*Task directions*: Omit all images. Transcribe the rest of the material below exactly.

*Dataset items*:
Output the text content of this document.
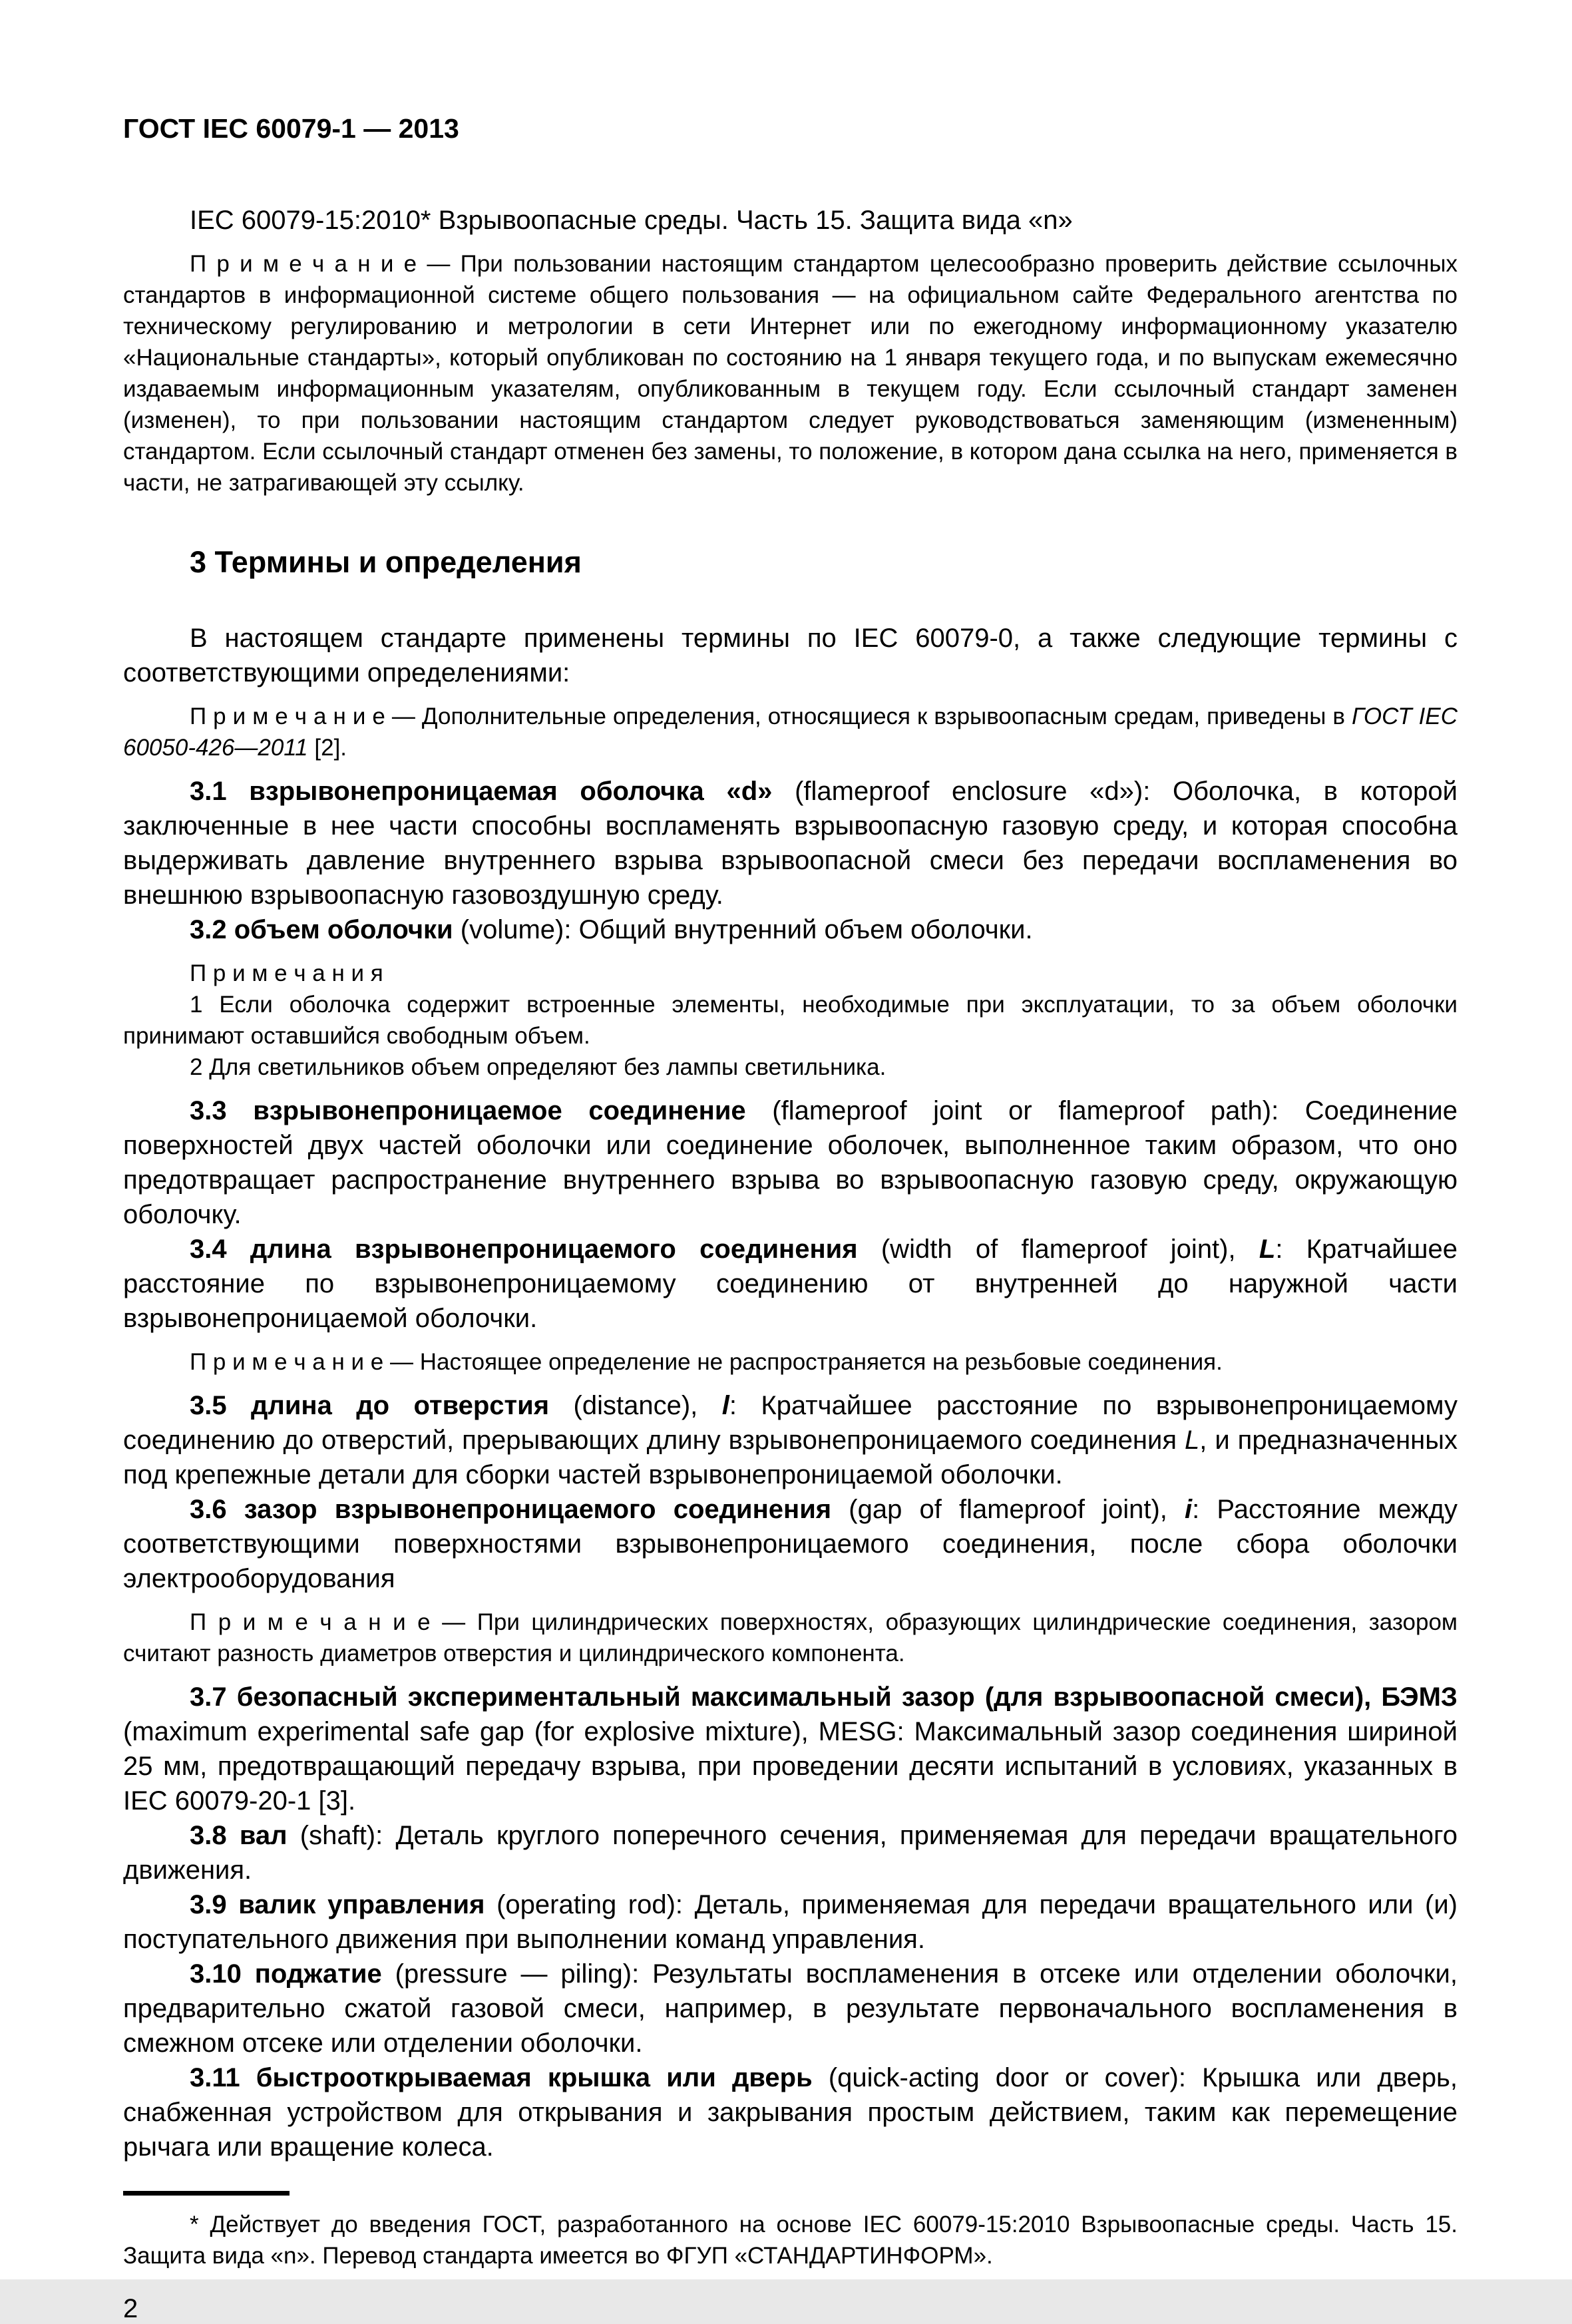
ГОСТ IEC 60079-1 — 2013

IEC 60079-15:2010* Взрывоопасные среды. Часть 15. Защита вида «n»

П р и м е ч а н и е — При пользовании настоящим стандартом целесообразно проверить действие ссылочных стандартов в информационной системе общего пользования — на официальном сайте Федерального агентства по техническому регулированию и метрологии в сети Интернет или по ежегодному информационному указателю «Национальные стандарты», который опубликован по состоянию на 1 января текущего года, и по выпускам ежемесячно издаваемым информационным указателям, опубликованным в текущем году. Если ссылочный стандарт заменен (изменен), то при пользовании настоящим стандартом следует руководствоваться заменяющим (измененным) стандартом. Если ссылочный стандарт отменен без замены, то положение, в котором дана ссылка на него, применяется в части, не затрагивающей эту ссылку.

3 Термины и определения

В настоящем стандарте применены термины по IEC 60079-0, а также следующие термины с соответствующими определениями:

П р и м е ч а н и е — Дополнительные определения, относящиеся к взрывоопасным средам, приведены в ГОСТ IEC 60050-426—2011 [2].

3.1 взрывонепроницаемая оболочка «d» (flameproof enclosure «d»): Оболочка, в которой заключенные в нее части способны воспламенять взрывоопасную газовую среду, и которая способна выдерживать давление внутреннего взрыва взрывоопасной смеси без передачи воспламенения во внешнюю взрывоопасную газовоздушную среду.

3.2 объем оболочки (volume): Общий внутренний объем оболочки.

П р и м е ч а н и я

1 Если оболочка содержит встроенные элементы, необходимые при эксплуатации, то за объем оболочки принимают оставшийся свободным объем.

2 Для светильников объем определяют без лампы светильника.

3.3 взрывонепроницаемое соединение (flameproof joint or flameproof path): Соединение поверхностей двух частей оболочки или соединение оболочек, выполненное таким образом, что оно предотвращает распространение внутреннего взрыва во взрывоопасную газовую среду, окружающую оболочку.

3.4 длина взрывонепроницаемого соединения (width of flameproof joint), L: Кратчайшее расстояние по взрывонепроницаемому соединению от внутренней до наружной части взрывонепроницаемой оболочки.

П р и м е ч а н и е — Настоящее определение не распространяется на резьбовые соединения.

3.5 длина до отверстия (distance), l: Кратчайшее расстояние по взрывонепроницаемому соединению до отверстий, прерывающих длину взрывонепроницаемого соединения L, и предназначенных под крепежные детали для сборки частей взрывонепроницаемой оболочки.

3.6 зазор взрывонепроницаемого соединения (gap of flameproof joint), i: Расстояние между соответствующими поверхностями взрывонепроницаемого соединения, после сбора оболочки электрооборудования

П р и м е ч а н и е — При цилиндрических поверхностях, образующих цилиндрические соединения, зазором считают разность диаметров отверстия и цилиндрического компонента.

3.7 безопасный экспериментальный максимальный зазор (для взрывоопасной смеси), БЭМЗ (maximum experimental safe gap (for explosive mixture), MESG: Максимальный зазор соединения шириной 25 мм, предотвращающий передачу взрыва, при проведении десяти испытаний в условиях, указанных в IEC 60079-20-1 [3].

3.8 вал (shaft): Деталь круглого поперечного сечения, применяемая для передачи вращательного движения.

3.9 валик управления (operating rod): Деталь, применяемая для передачи вращательного или (и) поступательного движения при выполнении команд управления.

3.10 поджатие (pressure — piling): Результаты воспламенения в отсеке или отделении оболочки, предварительно сжатой газовой смеси, например, в результате первоначального воспламенения в смежном отсеке или отделении оболочки.

3.11 быстрооткрываемая крышка или дверь (quick-acting door or cover): Крышка или дверь, снабженная устройством для открывания и закрывания простым действием, таким как перемещение рычага или вращение колеса.

* Действует до введения ГОСТ, разработанного на основе IEC 60079-15:2010 Взрывоопасные среды. Часть 15. Защита вида «n». Перевод стандарта имеется во ФГУП «СТАНДАРТИНФОРМ».

2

*Solution to the problem*:
Output the text content of this document.
ГОСТ IEC 60079-1 — 2013

IEC 60079-15:2010* Взрывоопасные среды. Часть 15. Защита вида «n»

П р и м е ч а н и е — При пользовании настоящим стандартом целесообразно проверить действие ссылочных стандартов в информационной системе общего пользования — на официальном сайте Федерального агентства по техническому регулированию и метрологии в сети Интернет или по ежегодному информационному указателю «Национальные стандарты», который опубликован по состоянию на 1 января текущего года, и по выпускам ежемесячно издаваемым информационным указателям, опубликованным в текущем году. Если ссылочный стандарт заменен (изменен), то при пользовании настоящим стандартом следует руководствоваться заменяющим (измененным) стандартом. Если ссылочный стандарт отменен без замены, то положение, в котором дана ссылка на него, применяется в части, не затрагивающей эту ссылку.

3 Термины и определения

В настоящем стандарте применены термины по IEC 60079-0, а также следующие термины с соответствующими определениями:

П р и м е ч а н и е — Дополнительные определения, относящиеся к взрывоопасным средам, приведены в ГОСТ IEC 60050-426—2011 [2].

3.1 взрывонепроницаемая оболочка «d» (flameproof enclosure «d»): Оболочка, в которой заключенные в нее части способны воспламенять взрывоопасную газовую среду, и которая способна выдерживать давление внутреннего взрыва взрывоопасной смеси без передачи воспламенения во внешнюю взрывоопасную газовоздушную среду.

3.2 объем оболочки (volume): Общий внутренний объем оболочки.

П р и м е ч а н и я

1 Если оболочка содержит встроенные элементы, необходимые при эксплуатации, то за объем оболочки принимают оставшийся свободным объем.

2 Для светильников объем определяют без лампы светильника.

3.3 взрывонепроницаемое соединение (flameproof joint or flameproof path): Соединение поверхностей двух частей оболочки или соединение оболочек, выполненное таким образом, что оно предотвращает распространение внутреннего взрыва во взрывоопасную газовую среду, окружающую оболочку.

3.4 длина взрывонепроницаемого соединения (width of flameproof joint), L: Кратчайшее расстояние по взрывонепроницаемому соединению от внутренней до наружной части взрывонепроницаемой оболочки.

П р и м е ч а н и е — Настоящее определение не распространяется на резьбовые соединения.

3.5 длина до отверстия (distance), l: Кратчайшее расстояние по взрывонепроницаемому соединению до отверстий, прерывающих длину взрывонепроницаемого соединения L, и предназначенных под крепежные детали для сборки частей взрывонепроницаемой оболочки.

3.6 зазор взрывонепроницаемого соединения (gap of flameproof joint), i: Расстояние между соответствующими поверхностями взрывонепроницаемого соединения, после сбора оболочки электрооборудования

П р и м е ч а н и е — При цилиндрических поверхностях, образующих цилиндрические соединения, зазором считают разность диаметров отверстия и цилиндрического компонента.

3.7 безопасный экспериментальный максимальный зазор (для взрывоопасной смеси), БЭМЗ (maximum experimental safe gap (for explosive mixture), MESG: Максимальный зазор соединения шириной 25 мм, предотвращающий передачу взрыва, при проведении десяти испытаний в условиях, указанных в IEC 60079-20-1 [3].

3.8 вал (shaft): Деталь круглого поперечного сечения, применяемая для передачи вращательного движения.

3.9 валик управления (operating rod): Деталь, применяемая для передачи вращательного или (и) поступательного движения при выполнении команд управления.

3.10 поджатие (pressure — piling): Результаты воспламенения в отсеке или отделении оболочки, предварительно сжатой газовой смеси, например, в результате первоначального воспламенения в смежном отсеке или отделении оболочки.

3.11 быстрооткрываемая крышка или дверь (quick-acting door or cover): Крышка или дверь, снабженная устройством для открывания и закрывания простым действием, таким как перемещение рычага или вращение колеса.

* Действует до введения ГОСТ, разработанного на основе IEC 60079-15:2010 Взрывоопасные среды. Часть 15. Защита вида «n». Перевод стандарта имеется во ФГУП «СТАНДАРТИНФОРМ».

2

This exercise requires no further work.